Objective
Omit the pictures, then write out every entry exactly as it reads.

Stored rows
|---|

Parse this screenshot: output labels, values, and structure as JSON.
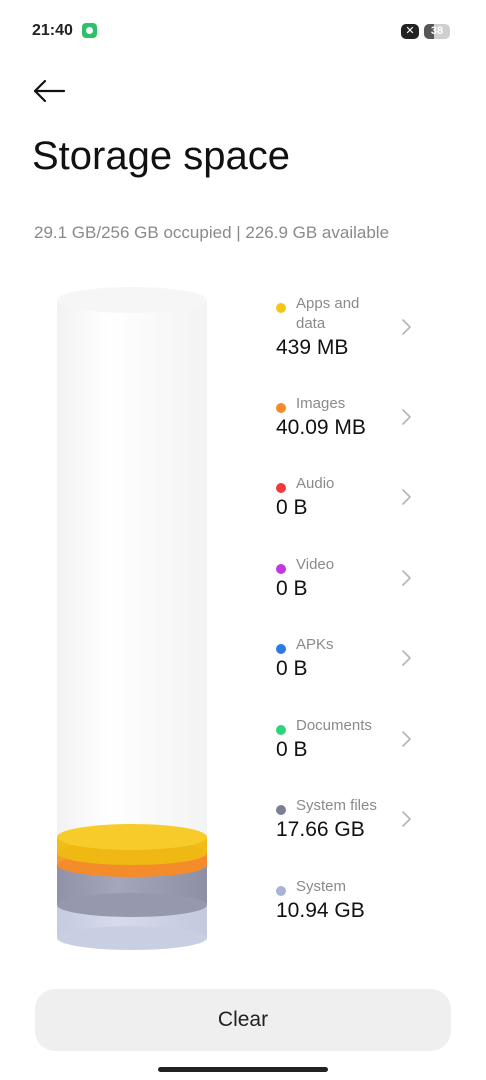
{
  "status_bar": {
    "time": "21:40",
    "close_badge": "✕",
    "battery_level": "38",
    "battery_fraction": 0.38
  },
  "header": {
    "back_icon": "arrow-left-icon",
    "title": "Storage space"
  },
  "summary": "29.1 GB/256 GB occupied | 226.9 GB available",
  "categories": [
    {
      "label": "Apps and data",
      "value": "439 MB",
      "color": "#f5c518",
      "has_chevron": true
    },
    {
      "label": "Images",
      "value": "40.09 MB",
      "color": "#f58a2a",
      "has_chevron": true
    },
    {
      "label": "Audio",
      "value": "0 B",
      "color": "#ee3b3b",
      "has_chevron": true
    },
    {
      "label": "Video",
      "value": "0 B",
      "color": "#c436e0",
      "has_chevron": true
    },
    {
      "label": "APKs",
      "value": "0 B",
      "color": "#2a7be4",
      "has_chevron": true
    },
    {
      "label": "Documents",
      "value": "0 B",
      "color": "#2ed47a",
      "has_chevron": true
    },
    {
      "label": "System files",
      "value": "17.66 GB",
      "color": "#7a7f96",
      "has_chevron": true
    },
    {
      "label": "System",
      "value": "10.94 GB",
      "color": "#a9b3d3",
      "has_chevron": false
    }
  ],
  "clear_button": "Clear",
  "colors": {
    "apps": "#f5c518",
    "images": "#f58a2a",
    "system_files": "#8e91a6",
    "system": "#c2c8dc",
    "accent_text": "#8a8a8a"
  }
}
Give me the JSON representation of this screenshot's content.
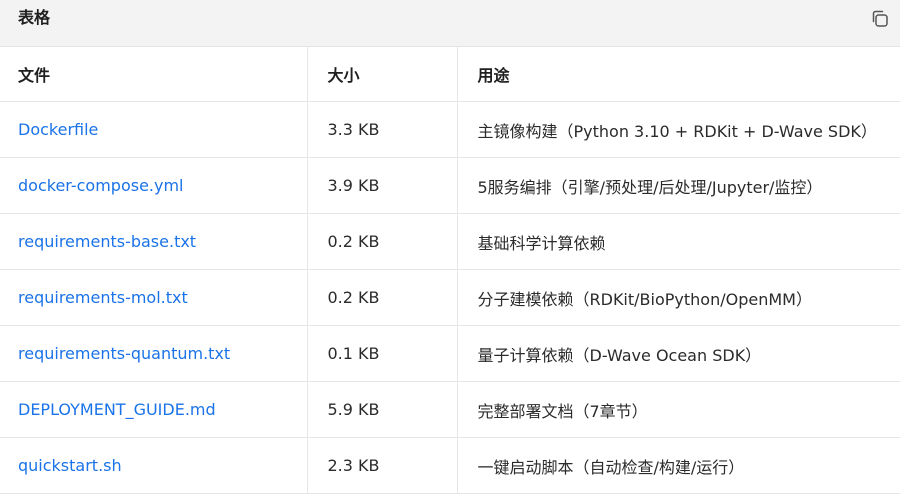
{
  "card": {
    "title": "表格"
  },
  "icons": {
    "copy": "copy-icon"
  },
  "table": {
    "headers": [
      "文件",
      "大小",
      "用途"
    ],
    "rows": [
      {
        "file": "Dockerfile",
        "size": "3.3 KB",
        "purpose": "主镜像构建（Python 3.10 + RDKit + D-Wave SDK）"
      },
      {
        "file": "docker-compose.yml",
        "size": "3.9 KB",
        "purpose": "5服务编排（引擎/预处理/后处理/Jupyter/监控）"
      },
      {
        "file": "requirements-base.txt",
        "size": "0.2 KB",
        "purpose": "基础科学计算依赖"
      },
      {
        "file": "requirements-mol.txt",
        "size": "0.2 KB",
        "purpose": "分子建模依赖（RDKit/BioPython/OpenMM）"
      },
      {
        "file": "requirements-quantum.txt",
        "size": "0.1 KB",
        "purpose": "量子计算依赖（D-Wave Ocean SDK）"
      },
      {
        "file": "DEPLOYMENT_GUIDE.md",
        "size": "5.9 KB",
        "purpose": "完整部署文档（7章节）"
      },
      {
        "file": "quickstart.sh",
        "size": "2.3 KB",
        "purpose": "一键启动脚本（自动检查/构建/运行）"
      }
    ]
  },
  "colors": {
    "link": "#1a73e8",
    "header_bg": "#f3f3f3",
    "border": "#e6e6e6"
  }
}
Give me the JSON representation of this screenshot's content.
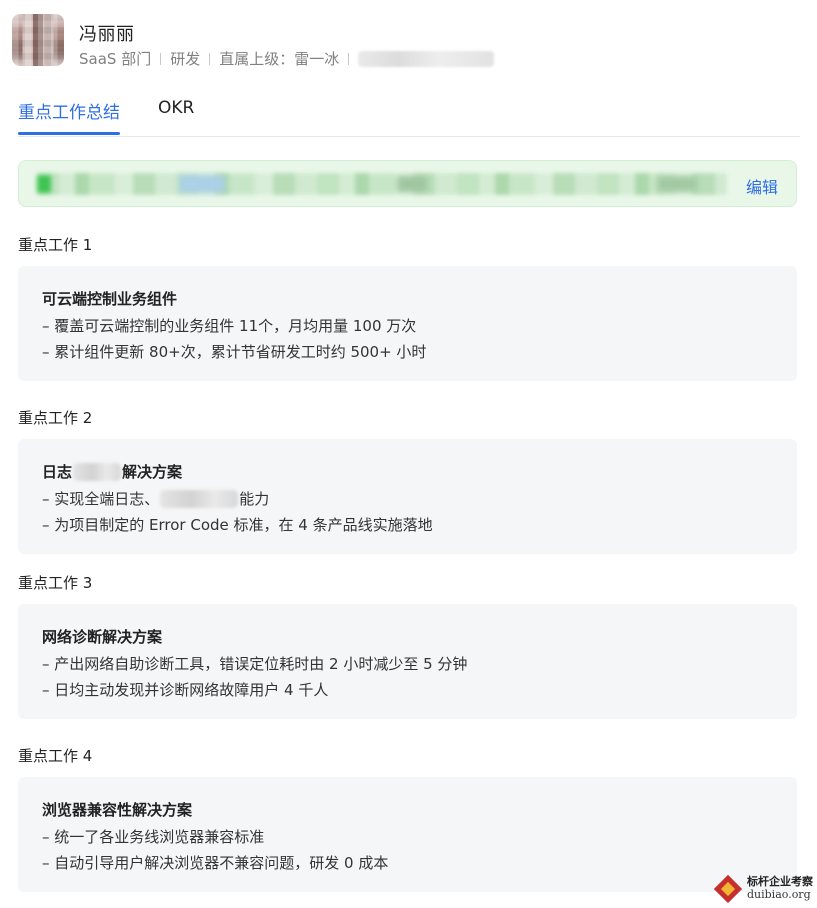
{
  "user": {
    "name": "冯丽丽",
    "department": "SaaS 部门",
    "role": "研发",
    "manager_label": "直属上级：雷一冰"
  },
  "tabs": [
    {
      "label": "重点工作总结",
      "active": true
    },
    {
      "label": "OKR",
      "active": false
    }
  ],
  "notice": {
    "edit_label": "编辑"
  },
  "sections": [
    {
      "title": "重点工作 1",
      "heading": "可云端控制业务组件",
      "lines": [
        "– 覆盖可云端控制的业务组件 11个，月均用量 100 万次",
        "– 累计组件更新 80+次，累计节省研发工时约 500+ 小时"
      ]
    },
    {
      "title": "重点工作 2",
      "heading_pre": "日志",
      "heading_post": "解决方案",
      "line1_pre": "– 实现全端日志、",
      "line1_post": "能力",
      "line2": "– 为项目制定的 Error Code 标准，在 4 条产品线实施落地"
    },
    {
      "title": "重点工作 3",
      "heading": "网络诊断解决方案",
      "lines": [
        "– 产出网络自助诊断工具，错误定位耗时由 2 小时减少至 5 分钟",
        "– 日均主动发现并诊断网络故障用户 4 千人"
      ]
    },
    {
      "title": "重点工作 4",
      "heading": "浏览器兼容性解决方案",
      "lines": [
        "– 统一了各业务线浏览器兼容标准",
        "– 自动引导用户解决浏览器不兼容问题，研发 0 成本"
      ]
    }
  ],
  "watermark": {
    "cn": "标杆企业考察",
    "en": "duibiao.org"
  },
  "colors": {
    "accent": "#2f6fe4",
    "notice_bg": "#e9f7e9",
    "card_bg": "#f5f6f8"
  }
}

|---|

Exercise response
Parse this screenshot: output labels, values, and structure as JSON.
{
  "status_bar": {
    "time": "21:40",
    "close_badge": "✕",
    "battery_level": "38",
    "battery_fraction": 0.38
  },
  "header": {
    "back_icon": "arrow-left-icon",
    "title": "Storage space"
  },
  "summary": "29.1 GB/256 GB occupied | 226.9 GB available",
  "categories": [
    {
      "label": "Apps and data",
      "value": "439 MB",
      "color": "#f5c518",
      "has_chevron": true
    },
    {
      "label": "Images",
      "value": "40.09 MB",
      "color": "#f58a2a",
      "has_chevron": true
    },
    {
      "label": "Audio",
      "value": "0 B",
      "color": "#ee3b3b",
      "has_chevron": true
    },
    {
      "label": "Video",
      "value": "0 B",
      "color": "#c436e0",
      "has_chevron": true
    },
    {
      "label": "APKs",
      "value": "0 B",
      "color": "#2a7be4",
      "has_chevron": true
    },
    {
      "label": "Documents",
      "value": "0 B",
      "color": "#2ed47a",
      "has_chevron": true
    },
    {
      "label": "System files",
      "value": "17.66 GB",
      "color": "#7a7f96",
      "has_chevron": true
    },
    {
      "label": "System",
      "value": "10.94 GB",
      "color": "#a9b3d3",
      "has_chevron": false
    }
  ],
  "clear_button": "Clear",
  "colors": {
    "apps": "#f5c518",
    "images": "#f58a2a",
    "system_files": "#8e91a6",
    "system": "#c2c8dc",
    "accent_text": "#8a8a8a"
  }
}
Give me the JSON representation of this screenshot's content.
{
  "card": {
    "title": "表格"
  },
  "icons": {
    "copy": "copy-icon"
  },
  "table": {
    "headers": [
      "文件",
      "大小",
      "用途"
    ],
    "rows": [
      {
        "file": "Dockerfile",
        "size": "3.3 KB",
        "purpose": "主镜像构建（Python 3.10 + RDKit + D-Wave SDK）"
      },
      {
        "file": "docker-compose.yml",
        "size": "3.9 KB",
        "purpose": "5服务编排（引擎/预处理/后处理/Jupyter/监控）"
      },
      {
        "file": "requirements-base.txt",
        "size": "0.2 KB",
        "purpose": "基础科学计算依赖"
      },
      {
        "file": "requirements-mol.txt",
        "size": "0.2 KB",
        "purpose": "分子建模依赖（RDKit/BioPython/OpenMM）"
      },
      {
        "file": "requirements-quantum.txt",
        "size": "0.1 KB",
        "purpose": "量子计算依赖（D-Wave Ocean SDK）"
      },
      {
        "file": "DEPLOYMENT_GUIDE.md",
        "size": "5.9 KB",
        "purpose": "完整部署文档（7章节）"
      },
      {
        "file": "quickstart.sh",
        "size": "2.3 KB",
        "purpose": "一键启动脚本（自动检查/构建/运行）"
      }
    ]
  },
  "colors": {
    "link": "#1a73e8",
    "header_bg": "#f3f3f3",
    "border": "#e6e6e6"
  }
}
Give me the JSON representation of this screenshot's content.
{
  "user": {
    "name": "冯丽丽",
    "department": "SaaS 部门",
    "role": "研发",
    "manager_label": "直属上级：雷一冰"
  },
  "tabs": [
    {
      "label": "重点工作总结",
      "active": true
    },
    {
      "label": "OKR",
      "active": false
    }
  ],
  "notice": {
    "edit_label": "编辑"
  },
  "sections": [
    {
      "title": "重点工作 1",
      "heading": "可云端控制业务组件",
      "lines": [
        "– 覆盖可云端控制的业务组件 11个，月均用量 100 万次",
        "– 累计组件更新 80+次，累计节省研发工时约 500+ 小时"
      ]
    },
    {
      "title": "重点工作 2",
      "heading_pre": "日志",
      "heading_post": "解决方案",
      "line1_pre": "– 实现全端日志、",
      "line1_post": "能力",
      "line2": "– 为项目制定的 Error Code 标准，在 4 条产品线实施落地"
    },
    {
      "title": "重点工作 3",
      "heading": "网络诊断解决方案",
      "lines": [
        "– 产出网络自助诊断工具，错误定位耗时由 2 小时减少至 5 分钟",
        "– 日均主动发现并诊断网络故障用户 4 千人"
      ]
    },
    {
      "title": "重点工作 4",
      "heading": "浏览器兼容性解决方案",
      "lines": [
        "– 统一了各业务线浏览器兼容标准",
        "– 自动引导用户解决浏览器不兼容问题，研发 0 成本"
      ]
    }
  ],
  "watermark": {
    "cn": "标杆企业考察",
    "en": "duibiao.org"
  },
  "colors": {
    "accent": "#2f6fe4",
    "notice_bg": "#e9f7e9",
    "card_bg": "#f5f6f8"
  }
}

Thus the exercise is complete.